Enunciado 1. Indique se cada afirmação abaixo está de acordo com o trecho sobre o livro Fotógrafas Brasileiras, respondendo sim ou não e citando literalmente as palavras do trecho que decidem a questão: (a) O livro reúne mais de 60 fotógrafas. (b) A publicação tem 300 páginas. (c) O curso online começa no dia 3 de abril.

Trecho.

Fotógrafas Brasileiras - Imagem Substantiva, de Yara Schreiber Dines

Imagem cortesia Lovely House, 2022.

No final de 2021, fiquei muito feliz em receber em casa o livro Fotógrafas Brasileiras - Imagem Substantiva. O livro reúne mais de 60 fotógrafas do século XX e XXI com diferentes olhares e narrativas que representam uma contribuição essencial para cenário cultural do país. A publicação é resultado da pesquisa da antropóloga e curadora Yara Schreiber Dines.

Em suas 256 páginas, a publicação apresenta um panorama inédito da fotografia feminina no Brasil – que se inicia com Gioconda Rizzo (1897–2004), primeira mulher a abrir um estúdio fotográfico na cidade e encerra com a jovem fotógrafa contemporânea Helen Salomão (1995) – e traz um rico repertório de imagens acompanhadas de informações sobre a trajetória de cada fotógrafa, situando essa produção no âmbito da memória, de gênero, da antropologia visual e da história da fotografia.

Imagem cortesia Lovely House, 2022.

Falar sobre o livro aqui na Piscina pareceu algo muito natural e necessário, mas abordar a publicação apenas de maneira superficial não pareceu suficiente. Assim, aproveitei a oportunidade para entrevistar e conhecer (mesmo que apenas virtualmente) a autora, Yara Schreiber Dines, que é pós-doutora em fotografia ECA-USP, antropóloga e historiadora.

Abaixo, compartilho a entrevista completa com a Yara, que nos conta um pouco sobre sua trajetória, sobre sua perspectiva para a fotografia brasileira daqui para frente e suas principais influências e referências, além de falar um pouco sobre seu curso online, Fotógrafas Brasileiras e o tempo - mulheres artistas e visualidade , que começa agora no dia 03 de abril, no Ateliê Oriente.

Você pode contar um pouco pra gente sobre a sua trajetória e como começou seu interesse por fotografia? E quando foi que você resolveu dedicar sua pesquisa às fotógrafas mulheres?

Enunciado 2. Organize como lista JSON de strings as linhas da listagem, começando no início dela e terminando na linha que contém "notes-label: Notes xyxy=(917,112,943,122)", com as duas pontas incluídas. Cada linha deve virar uma string, e as linhas em branco devem ficar de fora.

Dados fornecidos.
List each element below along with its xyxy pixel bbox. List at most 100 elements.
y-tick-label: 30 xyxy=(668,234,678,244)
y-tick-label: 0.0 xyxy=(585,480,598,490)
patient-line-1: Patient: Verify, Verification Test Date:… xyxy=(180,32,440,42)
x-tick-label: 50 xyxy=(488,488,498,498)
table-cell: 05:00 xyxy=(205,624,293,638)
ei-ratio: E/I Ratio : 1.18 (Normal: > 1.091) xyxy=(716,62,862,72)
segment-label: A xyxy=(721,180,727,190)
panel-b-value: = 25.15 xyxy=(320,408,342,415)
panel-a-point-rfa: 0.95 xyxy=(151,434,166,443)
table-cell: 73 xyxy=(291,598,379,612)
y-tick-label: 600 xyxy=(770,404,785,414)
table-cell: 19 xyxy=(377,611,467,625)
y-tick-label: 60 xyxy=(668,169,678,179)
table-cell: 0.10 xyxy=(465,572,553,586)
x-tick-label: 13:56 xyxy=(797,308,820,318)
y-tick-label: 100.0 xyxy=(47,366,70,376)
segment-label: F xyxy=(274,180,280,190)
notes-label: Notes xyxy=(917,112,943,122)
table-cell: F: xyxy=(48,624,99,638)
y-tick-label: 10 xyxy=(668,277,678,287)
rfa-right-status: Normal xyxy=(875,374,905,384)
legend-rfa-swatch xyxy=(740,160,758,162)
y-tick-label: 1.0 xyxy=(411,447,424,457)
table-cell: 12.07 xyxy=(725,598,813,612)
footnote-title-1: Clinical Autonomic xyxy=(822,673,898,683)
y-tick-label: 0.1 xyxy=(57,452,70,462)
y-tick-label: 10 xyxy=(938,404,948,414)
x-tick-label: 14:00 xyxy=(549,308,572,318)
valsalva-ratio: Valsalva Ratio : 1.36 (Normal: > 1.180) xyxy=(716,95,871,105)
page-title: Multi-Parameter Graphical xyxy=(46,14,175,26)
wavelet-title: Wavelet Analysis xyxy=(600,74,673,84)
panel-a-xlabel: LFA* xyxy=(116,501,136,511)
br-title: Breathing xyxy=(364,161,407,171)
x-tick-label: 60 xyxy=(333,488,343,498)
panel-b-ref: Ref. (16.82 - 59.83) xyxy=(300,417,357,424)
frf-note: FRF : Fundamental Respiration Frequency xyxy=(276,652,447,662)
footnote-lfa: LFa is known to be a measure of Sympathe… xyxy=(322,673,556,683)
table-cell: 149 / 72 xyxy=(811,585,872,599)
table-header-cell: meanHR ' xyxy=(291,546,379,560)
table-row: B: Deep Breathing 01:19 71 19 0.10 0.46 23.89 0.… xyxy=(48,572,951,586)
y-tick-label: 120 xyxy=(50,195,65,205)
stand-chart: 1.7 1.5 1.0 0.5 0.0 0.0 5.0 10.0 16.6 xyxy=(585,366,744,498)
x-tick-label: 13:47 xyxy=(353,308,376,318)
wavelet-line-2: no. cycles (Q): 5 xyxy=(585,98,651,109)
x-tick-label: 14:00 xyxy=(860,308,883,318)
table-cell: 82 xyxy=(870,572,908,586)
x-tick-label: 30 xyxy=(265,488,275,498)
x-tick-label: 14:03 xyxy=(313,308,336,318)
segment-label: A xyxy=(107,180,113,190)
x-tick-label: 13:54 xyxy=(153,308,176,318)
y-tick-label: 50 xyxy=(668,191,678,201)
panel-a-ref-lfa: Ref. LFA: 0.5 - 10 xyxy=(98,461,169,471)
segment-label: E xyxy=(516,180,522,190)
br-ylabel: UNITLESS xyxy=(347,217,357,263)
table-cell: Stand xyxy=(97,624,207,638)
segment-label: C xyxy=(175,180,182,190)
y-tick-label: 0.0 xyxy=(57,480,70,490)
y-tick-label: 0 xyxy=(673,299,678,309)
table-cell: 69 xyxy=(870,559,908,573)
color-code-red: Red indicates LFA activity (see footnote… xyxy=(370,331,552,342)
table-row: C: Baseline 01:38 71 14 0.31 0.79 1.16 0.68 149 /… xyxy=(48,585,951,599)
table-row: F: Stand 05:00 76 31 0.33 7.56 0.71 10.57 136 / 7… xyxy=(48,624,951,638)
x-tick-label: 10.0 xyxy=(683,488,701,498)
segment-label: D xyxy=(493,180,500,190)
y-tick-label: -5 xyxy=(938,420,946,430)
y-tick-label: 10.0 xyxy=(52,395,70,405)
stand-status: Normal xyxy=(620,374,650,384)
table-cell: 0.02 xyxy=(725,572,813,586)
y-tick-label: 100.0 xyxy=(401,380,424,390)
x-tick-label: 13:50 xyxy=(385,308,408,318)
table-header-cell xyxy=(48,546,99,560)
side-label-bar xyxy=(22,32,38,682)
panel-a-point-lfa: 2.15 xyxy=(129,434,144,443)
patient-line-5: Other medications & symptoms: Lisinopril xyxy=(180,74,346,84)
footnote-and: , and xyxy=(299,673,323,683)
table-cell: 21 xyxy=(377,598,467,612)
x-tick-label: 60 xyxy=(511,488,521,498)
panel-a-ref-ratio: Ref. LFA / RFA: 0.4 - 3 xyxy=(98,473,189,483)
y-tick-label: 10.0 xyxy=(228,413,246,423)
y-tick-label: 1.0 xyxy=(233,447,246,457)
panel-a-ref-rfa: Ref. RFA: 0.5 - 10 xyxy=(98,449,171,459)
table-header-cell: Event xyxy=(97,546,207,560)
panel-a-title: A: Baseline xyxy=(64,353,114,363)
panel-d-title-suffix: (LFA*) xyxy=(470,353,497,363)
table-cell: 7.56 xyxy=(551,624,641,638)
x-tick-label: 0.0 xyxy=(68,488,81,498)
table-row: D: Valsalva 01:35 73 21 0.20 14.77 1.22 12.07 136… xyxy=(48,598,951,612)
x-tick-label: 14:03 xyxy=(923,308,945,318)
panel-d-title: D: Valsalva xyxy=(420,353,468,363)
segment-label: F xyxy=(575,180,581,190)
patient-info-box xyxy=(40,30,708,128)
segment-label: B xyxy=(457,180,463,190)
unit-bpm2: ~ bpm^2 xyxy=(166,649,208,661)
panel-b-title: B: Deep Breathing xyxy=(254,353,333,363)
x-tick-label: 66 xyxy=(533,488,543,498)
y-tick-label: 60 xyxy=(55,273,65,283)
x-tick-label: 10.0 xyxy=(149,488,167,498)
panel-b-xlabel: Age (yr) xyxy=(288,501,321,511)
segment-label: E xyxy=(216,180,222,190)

Resposta 1.
(a) Sim: "O livro reúne mais de 60 fotógrafas do século XX e XXI"
(b) Não: "Em suas 256 páginas"
(c) Sim: "que começa agora no dia 03 de abril, no Ateliê Oriente"

Resposta 2.
[
  "List each element below along with its xyxy pixel bbox. List at most 100 elements.",
  "y-tick-label: 30 xyxy=(668,234,678,244)",
  "y-tick-label: 0.0 xyxy=(585,480,598,490)",
  "patient-line-1: Patient: Verify, Verification Test Date:… xyxy=(180,32,440,42)",
  "x-tick-label: 50 xyxy=(488,488,498,498)",
  "table-cell: 05:00 xyxy=(205,624,293,638)",
  "ei-ratio: E/I Ratio : 1.18 (Normal: > 1.091) xyxy=(716,62,862,72)",
  "segment-label: A xyxy=(721,180,727,190)",
  "panel-b-value: = 25.15 xyxy=(320,408,342,415)",
  "panel-a-point-rfa: 0.95 xyxy=(151,434,166,443)",
  "table-cell: 73 xyxy=(291,598,379,612)",
  "y-tick-label: 600 xyxy=(770,404,785,414)",
  "table-cell: 19 xyxy=(377,611,467,625)",
  "y-tick-label: 60 xyxy=(668,169,678,179)",
  "table-cell: 0.10 xyxy=(465,572,553,586)",
  "x-tick-label: 13:56 xyxy=(797,308,820,318)",
  "y-tick-label: 100.0 xyxy=(47,366,70,376)",
  "segment-label: F xyxy=(274,180,280,190)",
  "notes-label: Notes xyxy=(917,112,943,122)"
]